### Brief
Wherever the word "Fees" turns up in a line of the entries, copy that line.

Extracted records
* * *

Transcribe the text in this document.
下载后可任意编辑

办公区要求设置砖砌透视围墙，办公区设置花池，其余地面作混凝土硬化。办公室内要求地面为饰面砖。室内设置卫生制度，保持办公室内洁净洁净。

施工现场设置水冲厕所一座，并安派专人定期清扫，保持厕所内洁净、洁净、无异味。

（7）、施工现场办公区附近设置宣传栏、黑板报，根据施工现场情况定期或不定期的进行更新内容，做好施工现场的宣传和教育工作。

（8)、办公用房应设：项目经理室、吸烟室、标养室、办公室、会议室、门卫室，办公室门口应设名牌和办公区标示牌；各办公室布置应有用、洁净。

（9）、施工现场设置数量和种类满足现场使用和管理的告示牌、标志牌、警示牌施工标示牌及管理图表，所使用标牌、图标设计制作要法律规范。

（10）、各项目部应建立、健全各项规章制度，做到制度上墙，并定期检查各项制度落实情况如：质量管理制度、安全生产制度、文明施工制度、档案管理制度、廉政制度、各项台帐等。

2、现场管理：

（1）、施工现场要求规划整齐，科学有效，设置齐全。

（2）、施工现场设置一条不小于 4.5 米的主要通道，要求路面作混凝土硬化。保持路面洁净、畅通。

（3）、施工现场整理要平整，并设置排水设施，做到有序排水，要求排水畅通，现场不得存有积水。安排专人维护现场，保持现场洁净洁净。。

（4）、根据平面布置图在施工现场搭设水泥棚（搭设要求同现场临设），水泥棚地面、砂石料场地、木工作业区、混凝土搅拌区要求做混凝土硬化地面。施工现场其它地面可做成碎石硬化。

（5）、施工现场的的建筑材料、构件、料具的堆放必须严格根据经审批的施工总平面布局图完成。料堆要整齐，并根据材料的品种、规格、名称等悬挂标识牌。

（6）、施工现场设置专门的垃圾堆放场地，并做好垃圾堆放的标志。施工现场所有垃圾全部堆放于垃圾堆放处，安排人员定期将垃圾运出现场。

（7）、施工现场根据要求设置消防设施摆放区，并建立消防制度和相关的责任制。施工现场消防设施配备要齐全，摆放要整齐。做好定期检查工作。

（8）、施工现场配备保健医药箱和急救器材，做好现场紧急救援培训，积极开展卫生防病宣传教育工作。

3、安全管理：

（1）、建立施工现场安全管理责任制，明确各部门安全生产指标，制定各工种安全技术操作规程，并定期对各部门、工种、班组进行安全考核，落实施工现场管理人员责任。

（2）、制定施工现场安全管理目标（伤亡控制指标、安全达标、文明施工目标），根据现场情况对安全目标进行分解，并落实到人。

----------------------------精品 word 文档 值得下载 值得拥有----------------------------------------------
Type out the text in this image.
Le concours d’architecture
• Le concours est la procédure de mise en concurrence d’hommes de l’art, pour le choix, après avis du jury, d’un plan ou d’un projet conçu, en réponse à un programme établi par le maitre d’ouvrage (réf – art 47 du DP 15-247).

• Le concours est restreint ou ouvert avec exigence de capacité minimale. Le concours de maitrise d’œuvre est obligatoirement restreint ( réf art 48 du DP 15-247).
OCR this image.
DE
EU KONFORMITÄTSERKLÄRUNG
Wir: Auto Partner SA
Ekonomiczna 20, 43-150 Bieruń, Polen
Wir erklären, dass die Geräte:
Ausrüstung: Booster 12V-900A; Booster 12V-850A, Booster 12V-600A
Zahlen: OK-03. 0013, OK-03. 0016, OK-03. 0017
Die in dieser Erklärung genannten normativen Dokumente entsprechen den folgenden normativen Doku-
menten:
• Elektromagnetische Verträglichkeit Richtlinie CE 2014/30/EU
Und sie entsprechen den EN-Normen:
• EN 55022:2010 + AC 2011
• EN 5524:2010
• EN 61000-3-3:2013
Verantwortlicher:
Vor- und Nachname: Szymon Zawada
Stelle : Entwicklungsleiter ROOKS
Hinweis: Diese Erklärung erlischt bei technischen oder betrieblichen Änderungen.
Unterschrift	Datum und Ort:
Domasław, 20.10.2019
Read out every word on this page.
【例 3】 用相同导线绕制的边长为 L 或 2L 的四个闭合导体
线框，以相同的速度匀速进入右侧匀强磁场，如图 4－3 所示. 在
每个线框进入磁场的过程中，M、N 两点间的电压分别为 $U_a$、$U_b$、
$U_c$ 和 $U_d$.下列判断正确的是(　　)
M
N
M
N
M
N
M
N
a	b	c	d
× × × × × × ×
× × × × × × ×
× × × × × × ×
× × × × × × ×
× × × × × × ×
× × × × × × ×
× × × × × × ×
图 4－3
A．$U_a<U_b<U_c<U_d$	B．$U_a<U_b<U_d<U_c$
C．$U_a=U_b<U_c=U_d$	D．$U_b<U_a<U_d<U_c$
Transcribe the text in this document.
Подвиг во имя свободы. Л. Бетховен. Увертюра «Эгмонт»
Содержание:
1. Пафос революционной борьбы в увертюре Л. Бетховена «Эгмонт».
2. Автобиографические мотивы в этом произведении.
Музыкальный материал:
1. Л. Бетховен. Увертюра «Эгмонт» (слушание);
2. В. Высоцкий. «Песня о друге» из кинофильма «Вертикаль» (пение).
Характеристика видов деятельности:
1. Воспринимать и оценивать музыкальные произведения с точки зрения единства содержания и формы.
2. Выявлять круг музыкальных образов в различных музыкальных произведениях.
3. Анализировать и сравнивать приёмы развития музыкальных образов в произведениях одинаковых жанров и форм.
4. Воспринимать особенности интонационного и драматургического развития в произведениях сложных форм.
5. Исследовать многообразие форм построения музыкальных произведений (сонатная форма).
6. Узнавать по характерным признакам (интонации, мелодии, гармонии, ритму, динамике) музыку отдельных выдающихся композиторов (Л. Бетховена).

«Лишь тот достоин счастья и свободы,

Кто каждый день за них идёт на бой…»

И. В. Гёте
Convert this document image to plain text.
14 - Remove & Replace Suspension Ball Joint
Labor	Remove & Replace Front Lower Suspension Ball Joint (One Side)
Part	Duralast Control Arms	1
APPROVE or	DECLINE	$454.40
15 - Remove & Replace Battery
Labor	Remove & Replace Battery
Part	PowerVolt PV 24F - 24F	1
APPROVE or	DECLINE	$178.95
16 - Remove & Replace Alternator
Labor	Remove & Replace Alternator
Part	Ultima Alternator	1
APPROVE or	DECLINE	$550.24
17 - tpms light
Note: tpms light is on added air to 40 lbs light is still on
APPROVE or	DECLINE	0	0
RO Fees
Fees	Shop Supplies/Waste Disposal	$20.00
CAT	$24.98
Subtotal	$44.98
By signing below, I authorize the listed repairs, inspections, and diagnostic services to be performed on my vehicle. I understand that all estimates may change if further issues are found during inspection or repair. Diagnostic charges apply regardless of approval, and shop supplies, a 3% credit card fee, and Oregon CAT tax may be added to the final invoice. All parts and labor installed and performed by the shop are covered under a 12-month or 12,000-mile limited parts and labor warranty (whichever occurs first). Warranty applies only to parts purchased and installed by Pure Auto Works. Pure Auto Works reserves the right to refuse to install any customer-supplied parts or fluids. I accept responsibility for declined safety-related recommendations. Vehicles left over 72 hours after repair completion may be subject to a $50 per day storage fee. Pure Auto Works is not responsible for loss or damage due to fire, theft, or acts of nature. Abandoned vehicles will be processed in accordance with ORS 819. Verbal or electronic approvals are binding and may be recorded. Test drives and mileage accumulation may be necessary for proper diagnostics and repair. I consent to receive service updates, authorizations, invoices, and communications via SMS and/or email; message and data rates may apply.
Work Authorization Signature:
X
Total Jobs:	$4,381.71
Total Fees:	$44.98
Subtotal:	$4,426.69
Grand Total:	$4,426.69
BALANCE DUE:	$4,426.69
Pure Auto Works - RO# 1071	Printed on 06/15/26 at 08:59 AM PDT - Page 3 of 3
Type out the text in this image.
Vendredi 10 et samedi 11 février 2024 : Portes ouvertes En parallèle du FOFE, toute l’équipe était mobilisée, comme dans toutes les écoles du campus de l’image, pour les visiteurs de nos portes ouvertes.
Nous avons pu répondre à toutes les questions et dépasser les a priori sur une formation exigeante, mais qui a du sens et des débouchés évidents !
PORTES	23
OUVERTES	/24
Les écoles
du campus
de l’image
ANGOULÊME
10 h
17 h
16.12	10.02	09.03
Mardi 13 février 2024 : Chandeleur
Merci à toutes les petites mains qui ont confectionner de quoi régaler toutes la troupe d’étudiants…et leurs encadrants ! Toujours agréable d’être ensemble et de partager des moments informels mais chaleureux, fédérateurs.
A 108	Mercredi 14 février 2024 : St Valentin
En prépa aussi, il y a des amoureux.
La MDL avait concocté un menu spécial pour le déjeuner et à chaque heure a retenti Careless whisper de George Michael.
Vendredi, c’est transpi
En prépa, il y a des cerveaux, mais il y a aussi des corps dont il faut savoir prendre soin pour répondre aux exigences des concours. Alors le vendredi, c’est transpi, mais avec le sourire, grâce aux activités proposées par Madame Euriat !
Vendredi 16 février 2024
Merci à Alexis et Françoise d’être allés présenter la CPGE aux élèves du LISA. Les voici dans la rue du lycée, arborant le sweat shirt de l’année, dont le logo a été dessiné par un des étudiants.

* * *

### Expected answer
RO Fees
Fees	Shop Supplies/Waste Disposal	$20.00
Total Fees:	$44.98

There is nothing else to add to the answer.